Già durante il sofferto iter in commissione giustizia della scorsa legislatura fu difficile far capire e difendere questi presupposti e il testo base arrivò all'approvazione mutilato della parte contenente gli articoli sulla tutela dei bambini stranieri.
Riproposto con entusiaste adesioni trasversali, il testo risultante dall’unificazione di vari disegni di legge, approvato alla Camera dei deputati il 16 febbraio 2011, sconvolge sistematicamente i presupposti originari fino ad eliminarne la ragione di una nuova norma sulla materia. Infatti:
1) rimangono intatte le“ esigenze cautelari di eccezionale rilevanza”e “il concreto pericolo di commissione di nuovi delitti”, in più viene esplicitato il divieto della concessione della detenzione domiciliare nei confronti delle madri condannate per taluno dei delitti indicati nell’art. 4bis ( senza neanche le distinzioni tra reati del primo e secondo periodo che vengono generalmente previste per la concessione di benefici), così le donne escluse da case di accoglienza e istituti a custodia attenuata continuano ad essere la regola e quelle che hanno i requisiti per accedervi le eccezioni;
2) oltre alle case famiglia protette che potranno essere individuate grazie a convenzioni con gli enti locali, il ddl prevede assegnazioni anche ad Istituti a custodia attenuata per madri (ICAM), carceri a tutti gli effetti - sia pure con accorgimenti architettonici e programmi che ne nascondono agli occhi dei bambini la natura - strutture che pertanto sarebbero potute essere riservati a quelle donne che presentino maggiori esigenze custodiali;
3) del tutto ignorata la pur rilevante presenza di madri e figli stranieri, con la conseguenza che gli stessi sono generalmente destinati all’espulsione al termine della pena.
Anche le altre innovazioni suscitano serie perplessità. L’aumento dell’età limite dei minori da tre a sei anni, prevista dalla modifica del comma 4 dell’art. 275 del c.p.p., rischia di portare addirittura più bambini in carcere, in strutture già sovraffollate, visto che le madri continueranno a non avere i requisiti per le case protette o gli Icam. Inoltre le disposizioni relative alle misure cautelari , in mancanza di posti disponibili presso gli Icam, si applicheranno a decorrere dal 1° gennaio 2014.

• PROBLEMA A:
Rispondi a queste domande sul testo sulle madri detenute:
(i) In che data il testo unificato è stato approvato alla Camera dei deputati?
(ii) Da quanti a quanti anni viene aumentata l'età limite dei minori?
(iii) Da quale data si applicheranno le disposizioni relative alle misure cautelari?
• PROBLEMA B:
Trascrivi parola per parola una parte del testo sulle madri detenute: parti dalle parole "Già durante il" e fermati dopo "dei bambini stranieri.".
• PROBLEMA C:
Scrivi il seguito del testo sulle madri detenute, a partire dopo l'ultima frase riportata.

• ELENCO DELLE VOCI:
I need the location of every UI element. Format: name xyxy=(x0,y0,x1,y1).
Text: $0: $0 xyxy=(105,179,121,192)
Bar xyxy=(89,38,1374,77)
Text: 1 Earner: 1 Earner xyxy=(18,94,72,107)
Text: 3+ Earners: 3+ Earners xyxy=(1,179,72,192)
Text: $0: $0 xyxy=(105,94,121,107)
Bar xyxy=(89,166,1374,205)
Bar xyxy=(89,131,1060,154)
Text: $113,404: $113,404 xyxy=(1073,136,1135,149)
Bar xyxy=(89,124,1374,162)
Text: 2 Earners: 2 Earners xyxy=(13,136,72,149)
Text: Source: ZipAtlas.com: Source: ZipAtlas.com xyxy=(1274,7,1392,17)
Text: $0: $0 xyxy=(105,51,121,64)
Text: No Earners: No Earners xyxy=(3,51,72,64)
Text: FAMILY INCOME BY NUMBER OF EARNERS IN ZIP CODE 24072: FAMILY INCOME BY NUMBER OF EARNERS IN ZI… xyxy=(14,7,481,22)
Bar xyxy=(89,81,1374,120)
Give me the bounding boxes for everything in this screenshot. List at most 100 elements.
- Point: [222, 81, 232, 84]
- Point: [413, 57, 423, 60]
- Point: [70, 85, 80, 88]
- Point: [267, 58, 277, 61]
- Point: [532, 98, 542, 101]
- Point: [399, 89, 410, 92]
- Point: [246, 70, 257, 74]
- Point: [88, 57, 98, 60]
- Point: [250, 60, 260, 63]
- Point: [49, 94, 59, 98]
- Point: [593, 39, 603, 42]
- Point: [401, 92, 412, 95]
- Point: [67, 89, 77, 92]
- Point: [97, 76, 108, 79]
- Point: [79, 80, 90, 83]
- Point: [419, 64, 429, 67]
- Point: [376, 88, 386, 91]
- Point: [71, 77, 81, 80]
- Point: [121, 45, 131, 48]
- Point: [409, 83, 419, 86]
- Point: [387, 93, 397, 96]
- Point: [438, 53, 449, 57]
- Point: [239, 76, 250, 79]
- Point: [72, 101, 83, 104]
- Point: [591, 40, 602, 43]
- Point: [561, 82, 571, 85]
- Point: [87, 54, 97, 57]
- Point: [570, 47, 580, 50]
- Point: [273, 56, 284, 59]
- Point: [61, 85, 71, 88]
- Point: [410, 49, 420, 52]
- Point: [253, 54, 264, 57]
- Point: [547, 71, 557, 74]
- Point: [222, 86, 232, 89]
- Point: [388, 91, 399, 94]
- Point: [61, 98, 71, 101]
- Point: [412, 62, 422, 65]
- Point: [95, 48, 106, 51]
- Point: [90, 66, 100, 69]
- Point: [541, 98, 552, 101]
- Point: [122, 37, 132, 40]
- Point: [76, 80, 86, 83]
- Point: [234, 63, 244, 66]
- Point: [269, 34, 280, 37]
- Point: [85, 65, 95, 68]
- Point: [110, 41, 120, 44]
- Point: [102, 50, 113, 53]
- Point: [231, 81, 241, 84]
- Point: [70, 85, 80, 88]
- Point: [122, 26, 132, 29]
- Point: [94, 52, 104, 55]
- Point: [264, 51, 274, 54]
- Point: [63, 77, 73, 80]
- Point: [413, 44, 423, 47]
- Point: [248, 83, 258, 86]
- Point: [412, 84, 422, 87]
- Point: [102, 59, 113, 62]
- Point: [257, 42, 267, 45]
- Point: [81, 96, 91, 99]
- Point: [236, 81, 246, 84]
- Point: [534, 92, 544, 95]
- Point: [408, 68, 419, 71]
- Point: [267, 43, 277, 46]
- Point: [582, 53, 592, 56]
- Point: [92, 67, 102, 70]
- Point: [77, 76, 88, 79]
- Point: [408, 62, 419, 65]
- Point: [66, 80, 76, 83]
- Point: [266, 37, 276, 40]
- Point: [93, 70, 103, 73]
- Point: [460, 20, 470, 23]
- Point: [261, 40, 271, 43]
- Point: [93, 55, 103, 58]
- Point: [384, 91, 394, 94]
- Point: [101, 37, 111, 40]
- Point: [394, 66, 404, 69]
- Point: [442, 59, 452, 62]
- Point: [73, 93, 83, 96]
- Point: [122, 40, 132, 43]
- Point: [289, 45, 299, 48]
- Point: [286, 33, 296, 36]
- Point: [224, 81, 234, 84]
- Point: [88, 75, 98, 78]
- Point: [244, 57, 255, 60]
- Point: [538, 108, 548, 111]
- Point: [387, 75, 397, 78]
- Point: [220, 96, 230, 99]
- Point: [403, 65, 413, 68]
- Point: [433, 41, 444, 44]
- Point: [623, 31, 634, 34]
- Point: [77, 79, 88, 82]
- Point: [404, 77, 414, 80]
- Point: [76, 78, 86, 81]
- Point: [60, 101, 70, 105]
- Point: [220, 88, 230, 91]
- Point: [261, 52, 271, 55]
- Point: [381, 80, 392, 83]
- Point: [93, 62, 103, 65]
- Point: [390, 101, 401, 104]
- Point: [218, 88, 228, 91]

• LA TUA RISPOSTA A:
(i) Il 16 febbraio 2011.
(ii) Da tre a sei anni.
(iii) Dal 1° gennaio 2014.

• LA TUA RISPOSTA B:
Già durante il sofferto iter in commissione giustizia della scorsa legislatura fu difficile far capire e difendere questi presupposti e il testo base arrivò all'approvazione mutilato della parte contenente gli articoli sulla tutela dei bambini stranieri.

• LA TUA RISPOSTA C:
Nelle intenzioni originarie l’art 2 del ddl ,“Visite al minore infermo”,doveva infine rappresentare una grande innovazione. Ecco quel che ne resta. In caso di estrema urgenza, anche il direttore dell’istituto deve autorizzare la madre a recarsi dal figlio minore e dalla madre il bambino fino a dieci anni deve essere assistito durante visite mediche specialistiche. Possibile che al magistrato sia tolta tanta discrezionalità ? Neanche per sogno. Infatti per poter ricevere una “visita”della madre detenuta- ben diversa dall’”assistenza” prevista nelle passate proposte- il figlio minorenne dovrà versare in imminente pericolo di vita o in gravi condizioni di salute e potrà essere assistito solo se affetto da una “grave patologia”. Requisiti che continuano a proporre il magistrato come peritus peritorum perché sarà sempre lui a decidere se il bambino è abbastanza grave da meritare l’assistenza materna. Inoltre l’autorizzazione dovrà arrivare almeno 24 ore prim della visita., condizione che rende la norma ancora più restrittiva dell’attuale art.30 c. 2 dell’ord. penitenziario che prevede la possibilità di concedere permessi per eventi familiari di particolare gravità senza definire limiti orari.
E’ possibile che oggi, otto marzo, a dieci anni esatti dalla cd legge Finocchiaro, così piena di buone intenzioni e così povera di effetti, il ddl veda la definitiva approvazione del Senato, tra il plauso di maggioranza e anche di parte dell’opposizione. D’altra parte cosa “funziona” di più in Italia di una maternità recuperata ai sacri valori? Prepariamoci a promesse di effetti che non si realizzeranno mai e a slogan della più usurata retorica. Che stavolta sarà più difficile digerire perché ad essere traditi e sono i bambini che stanno crescendo in carcere e i tanti che continueranno a entrarvi.